## INFORMATION GIVEN
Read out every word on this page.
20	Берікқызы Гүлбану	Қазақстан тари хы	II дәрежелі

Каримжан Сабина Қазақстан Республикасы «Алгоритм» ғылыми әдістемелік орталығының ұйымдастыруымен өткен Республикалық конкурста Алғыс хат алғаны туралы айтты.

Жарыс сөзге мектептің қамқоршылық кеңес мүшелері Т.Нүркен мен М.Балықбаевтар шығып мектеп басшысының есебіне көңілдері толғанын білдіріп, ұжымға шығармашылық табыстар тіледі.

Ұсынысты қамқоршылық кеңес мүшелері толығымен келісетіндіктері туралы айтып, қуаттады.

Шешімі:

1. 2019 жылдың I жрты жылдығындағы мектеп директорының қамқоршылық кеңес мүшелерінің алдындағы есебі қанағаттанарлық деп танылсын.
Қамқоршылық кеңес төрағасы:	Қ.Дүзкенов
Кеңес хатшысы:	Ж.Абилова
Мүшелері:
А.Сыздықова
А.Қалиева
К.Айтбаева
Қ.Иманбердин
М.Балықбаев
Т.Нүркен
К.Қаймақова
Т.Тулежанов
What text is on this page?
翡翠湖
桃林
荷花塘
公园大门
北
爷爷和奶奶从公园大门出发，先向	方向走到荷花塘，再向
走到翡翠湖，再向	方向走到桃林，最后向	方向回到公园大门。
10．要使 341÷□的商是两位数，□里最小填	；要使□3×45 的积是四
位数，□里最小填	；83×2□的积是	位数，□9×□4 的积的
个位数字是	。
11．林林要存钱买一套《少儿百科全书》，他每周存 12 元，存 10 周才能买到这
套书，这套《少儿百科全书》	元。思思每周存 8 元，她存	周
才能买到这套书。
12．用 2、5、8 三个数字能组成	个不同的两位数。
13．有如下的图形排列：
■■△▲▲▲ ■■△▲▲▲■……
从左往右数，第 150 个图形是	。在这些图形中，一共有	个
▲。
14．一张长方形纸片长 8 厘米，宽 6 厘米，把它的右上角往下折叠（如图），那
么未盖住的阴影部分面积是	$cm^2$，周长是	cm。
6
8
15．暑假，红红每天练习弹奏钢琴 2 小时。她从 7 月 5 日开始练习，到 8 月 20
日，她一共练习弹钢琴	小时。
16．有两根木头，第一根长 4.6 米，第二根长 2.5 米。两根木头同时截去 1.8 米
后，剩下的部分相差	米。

## THE REQUEST
Return every record above exactly as it appears.

## RESPONSE TO THIS EXERCISE
Read out every word on this page.
20	Берікқызы Гүлбану	Қазақстан тари хы	II дәрежелі

Каримжан Сабина Қазақстан Республикасы «Алгоритм» ғылыми әдістемелік орталығының ұйымдастыруымен өткен Республикалық конкурста Алғыс хат алғаны туралы айтты.

Жарыс сөзге мектептің қамқоршылық кеңес мүшелері Т.Нүркен мен М.Балықбаевтар шығып мектеп басшысының есебіне көңілдері толғанын білдіріп, ұжымға шығармашылық табыстар тіледі.

Ұсынысты қамқоршылық кеңес мүшелері толығымен келісетіндіктері туралы айтып, қуаттады.

Шешімі:

1. 2019 жылдың I жрты жылдығындағы мектеп директорының қамқоршылық кеңес мүшелерінің алдындағы есебі қанағаттанарлық деп танылсын.
Қамқоршылық кеңес төрағасы:	Қ.Дүзкенов
Кеңес хатшысы:	Ж.Абилова
Мүшелері:
А.Сыздықова
А.Қалиева
К.Айтбаева
Қ.Иманбердин
М.Балықбаев
Т.Нүркен
К.Қаймақова
Т.Тулежанов
What text is on this page?
翡翠湖
桃林
荷花塘
公园大门
北
爷爷和奶奶从公园大门出发，先向	方向走到荷花塘，再向
走到翡翠湖，再向	方向走到桃林，最后向	方向回到公园大门。
10．要使 341÷□的商是两位数，□里最小填	；要使□3×45 的积是四
位数，□里最小填	；83×2□的积是	位数，□9×□4 的积的
个位数字是	。
11．林林要存钱买一套《少儿百科全书》，他每周存 12 元，存 10 周才能买到这
套书，这套《少儿百科全书》	元。思思每周存 8 元，她存	周
才能买到这套书。
12．用 2、5、8 三个数字能组成	个不同的两位数。
13．有如下的图形排列：
■■△▲▲▲ ■■△▲▲▲■……
从左往右数，第 150 个图形是	。在这些图形中，一共有	个
▲。
14．一张长方形纸片长 8 厘米，宽 6 厘米，把它的右上角往下折叠（如图），那
么未盖住的阴影部分面积是	$cm^2$，周长是	cm。
6
8
15．暑假，红红每天练习弹奏钢琴 2 小时。她从 7 月 5 日开始练习，到 8 月 20
日，她一共练习弹钢琴	小时。
16．有两根木头，第一根长 4.6 米，第二根长 2.5 米。两根木头同时截去 1.8 米
后，剩下的部分相差	米。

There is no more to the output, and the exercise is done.